# Exercise
Say how many lines in the records contain the string "Examples", giving the number by itself.

# Images of pages and their text
__________________________________________________
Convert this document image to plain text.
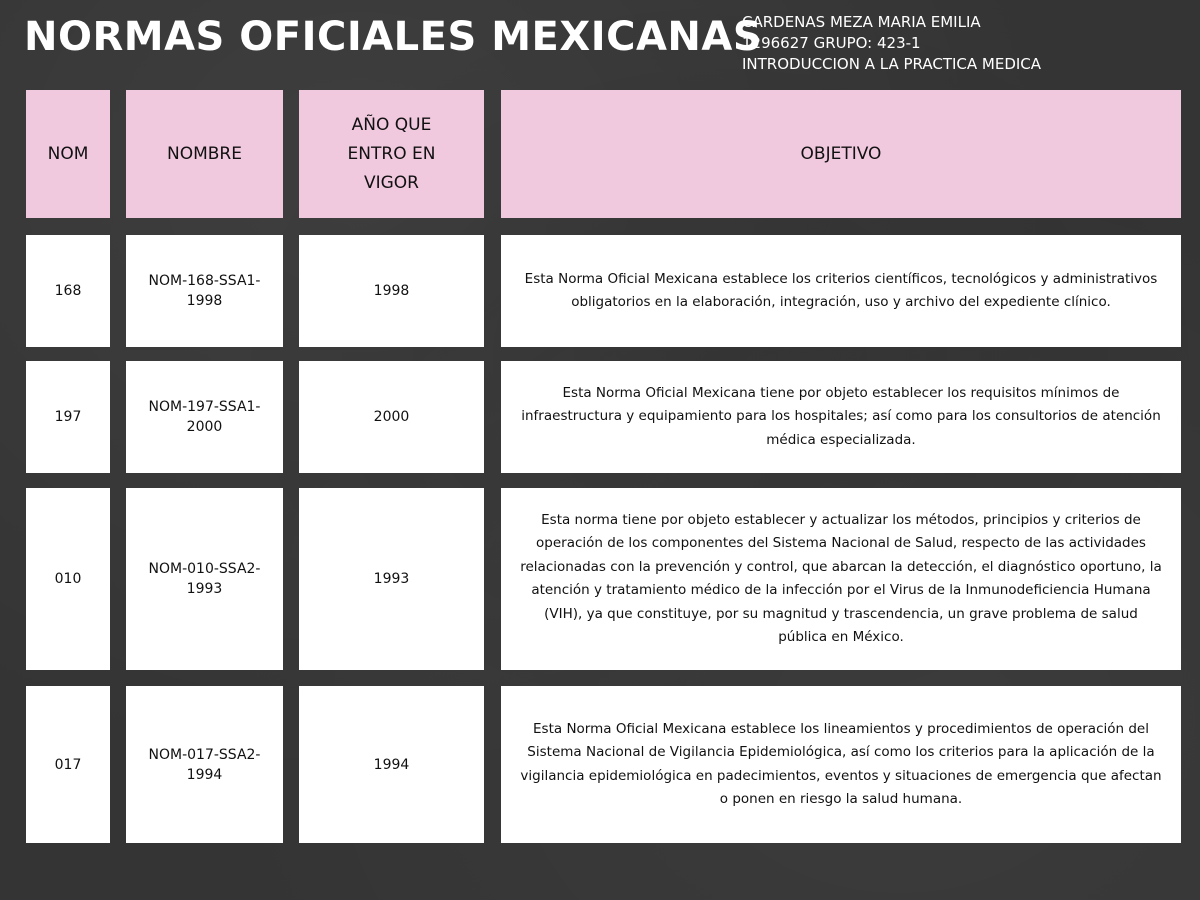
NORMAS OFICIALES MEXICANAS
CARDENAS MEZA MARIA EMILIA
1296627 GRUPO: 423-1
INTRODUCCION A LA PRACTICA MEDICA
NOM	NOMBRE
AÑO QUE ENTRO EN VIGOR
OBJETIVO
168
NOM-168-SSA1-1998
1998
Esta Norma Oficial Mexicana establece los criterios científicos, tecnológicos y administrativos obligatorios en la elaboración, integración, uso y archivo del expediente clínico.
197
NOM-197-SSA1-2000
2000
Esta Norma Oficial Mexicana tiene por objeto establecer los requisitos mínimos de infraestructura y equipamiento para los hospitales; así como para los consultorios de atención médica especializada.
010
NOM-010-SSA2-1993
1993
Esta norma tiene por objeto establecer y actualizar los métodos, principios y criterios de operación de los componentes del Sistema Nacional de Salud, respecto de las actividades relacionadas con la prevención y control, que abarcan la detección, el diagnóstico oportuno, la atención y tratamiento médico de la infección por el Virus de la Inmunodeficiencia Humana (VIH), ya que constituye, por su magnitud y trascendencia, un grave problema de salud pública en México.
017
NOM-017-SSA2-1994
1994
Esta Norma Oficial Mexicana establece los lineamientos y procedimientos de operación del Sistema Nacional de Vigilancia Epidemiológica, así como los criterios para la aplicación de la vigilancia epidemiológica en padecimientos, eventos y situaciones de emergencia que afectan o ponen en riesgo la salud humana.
__________________________________________________
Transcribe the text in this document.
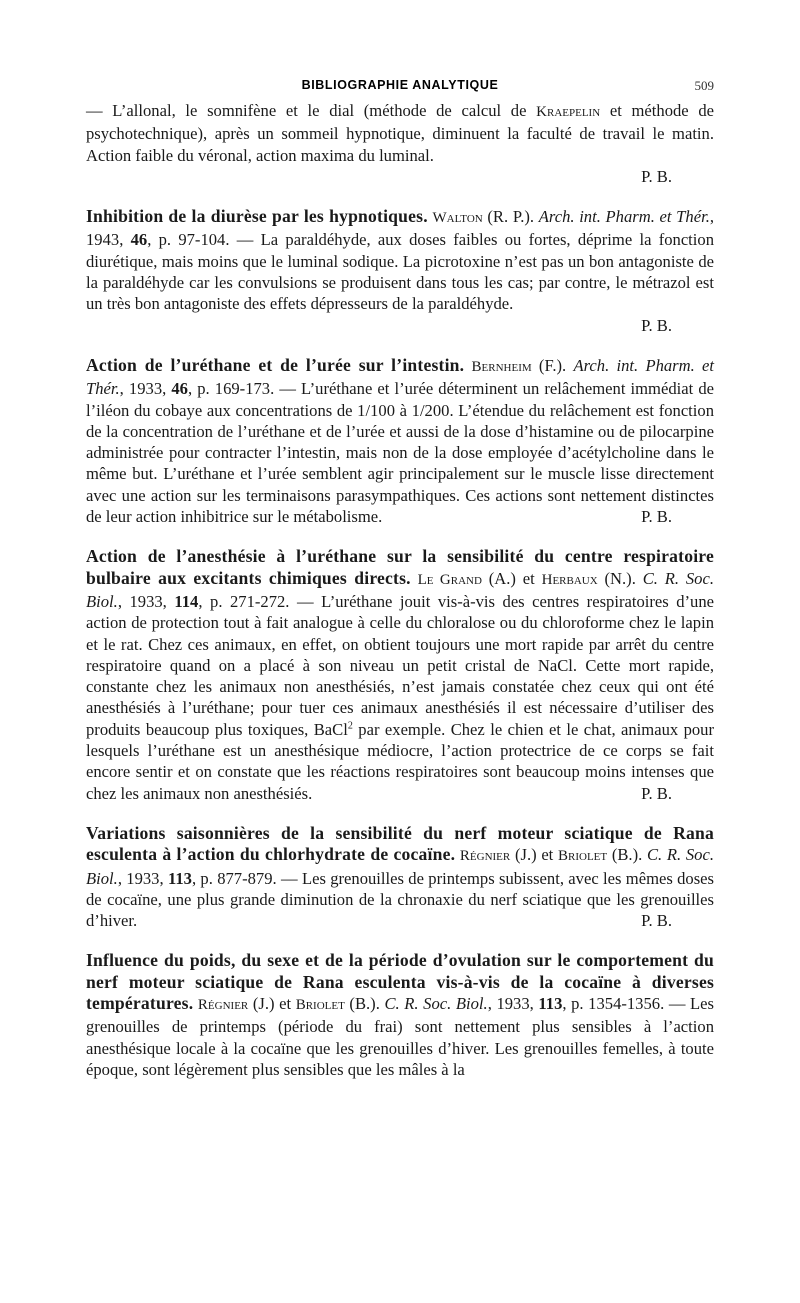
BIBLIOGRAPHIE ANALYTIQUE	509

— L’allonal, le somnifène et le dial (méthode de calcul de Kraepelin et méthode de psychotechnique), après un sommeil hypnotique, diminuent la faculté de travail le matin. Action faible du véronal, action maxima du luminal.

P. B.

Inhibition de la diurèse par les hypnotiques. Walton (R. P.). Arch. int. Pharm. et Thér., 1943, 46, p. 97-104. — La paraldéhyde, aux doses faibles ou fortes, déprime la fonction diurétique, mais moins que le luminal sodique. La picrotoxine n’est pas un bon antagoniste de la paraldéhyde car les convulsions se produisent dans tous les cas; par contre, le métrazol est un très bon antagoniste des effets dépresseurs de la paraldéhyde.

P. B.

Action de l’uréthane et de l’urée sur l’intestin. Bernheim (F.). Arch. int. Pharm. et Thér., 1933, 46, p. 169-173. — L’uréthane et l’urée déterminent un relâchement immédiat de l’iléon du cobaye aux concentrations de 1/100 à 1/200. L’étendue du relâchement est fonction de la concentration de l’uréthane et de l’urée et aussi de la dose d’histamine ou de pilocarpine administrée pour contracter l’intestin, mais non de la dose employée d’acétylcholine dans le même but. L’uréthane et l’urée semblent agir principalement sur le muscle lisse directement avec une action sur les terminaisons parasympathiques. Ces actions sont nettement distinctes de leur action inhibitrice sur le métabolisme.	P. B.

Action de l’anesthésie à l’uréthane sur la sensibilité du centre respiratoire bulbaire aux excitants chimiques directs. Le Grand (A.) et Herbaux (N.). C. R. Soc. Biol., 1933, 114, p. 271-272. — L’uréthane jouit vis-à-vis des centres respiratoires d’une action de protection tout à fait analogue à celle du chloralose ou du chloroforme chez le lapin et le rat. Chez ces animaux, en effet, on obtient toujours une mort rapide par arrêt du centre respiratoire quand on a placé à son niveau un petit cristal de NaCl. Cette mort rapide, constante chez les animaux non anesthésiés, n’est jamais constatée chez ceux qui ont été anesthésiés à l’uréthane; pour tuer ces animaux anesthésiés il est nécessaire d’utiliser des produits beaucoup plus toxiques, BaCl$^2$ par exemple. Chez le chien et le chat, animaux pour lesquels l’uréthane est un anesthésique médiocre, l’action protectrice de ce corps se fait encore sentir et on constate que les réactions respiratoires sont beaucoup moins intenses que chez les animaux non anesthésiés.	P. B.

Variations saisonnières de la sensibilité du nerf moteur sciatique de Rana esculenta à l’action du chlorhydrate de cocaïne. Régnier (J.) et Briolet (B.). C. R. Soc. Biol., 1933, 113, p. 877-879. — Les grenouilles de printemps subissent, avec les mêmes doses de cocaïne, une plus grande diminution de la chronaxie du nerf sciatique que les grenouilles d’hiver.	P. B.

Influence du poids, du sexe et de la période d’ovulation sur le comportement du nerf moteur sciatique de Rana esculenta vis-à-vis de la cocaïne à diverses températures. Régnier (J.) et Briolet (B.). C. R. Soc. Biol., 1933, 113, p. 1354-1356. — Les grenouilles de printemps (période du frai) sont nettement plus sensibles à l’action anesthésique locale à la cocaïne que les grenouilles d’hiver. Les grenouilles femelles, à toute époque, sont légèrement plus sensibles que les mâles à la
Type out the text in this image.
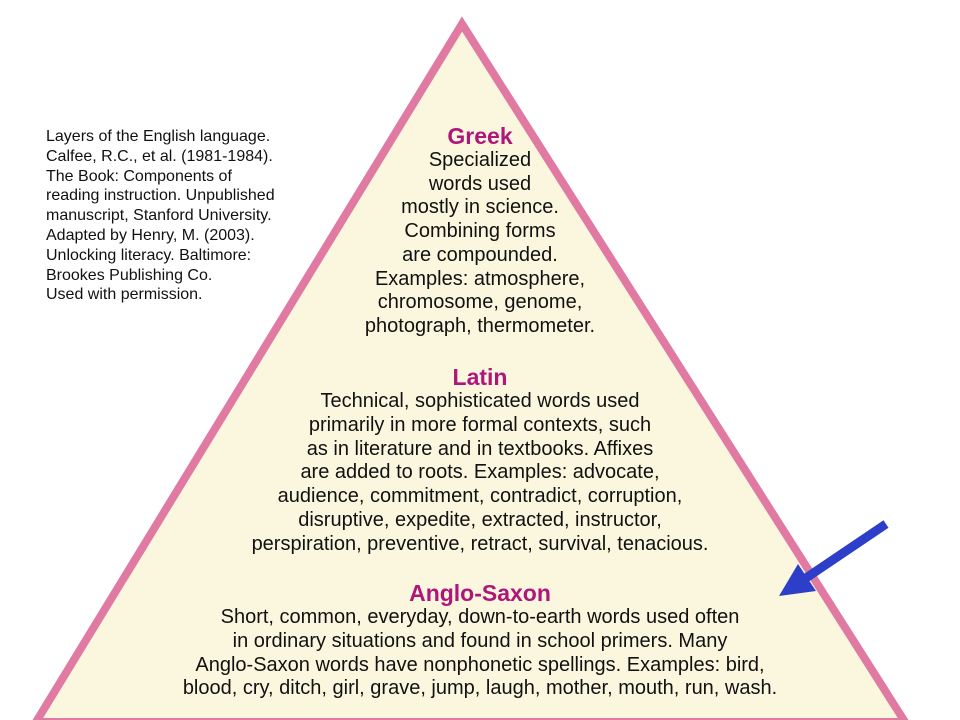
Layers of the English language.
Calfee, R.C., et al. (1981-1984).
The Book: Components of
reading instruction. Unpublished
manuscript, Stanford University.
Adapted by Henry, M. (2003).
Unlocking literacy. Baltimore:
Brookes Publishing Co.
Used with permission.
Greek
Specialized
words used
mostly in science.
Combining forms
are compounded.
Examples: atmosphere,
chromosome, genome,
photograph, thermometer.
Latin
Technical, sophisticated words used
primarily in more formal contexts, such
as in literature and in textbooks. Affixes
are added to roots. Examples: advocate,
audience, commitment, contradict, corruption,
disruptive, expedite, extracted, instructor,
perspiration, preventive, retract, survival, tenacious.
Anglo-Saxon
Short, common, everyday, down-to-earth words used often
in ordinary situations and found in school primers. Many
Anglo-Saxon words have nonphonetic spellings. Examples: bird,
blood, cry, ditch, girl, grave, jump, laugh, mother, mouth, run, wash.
__________________________________________________
# Exercise output
3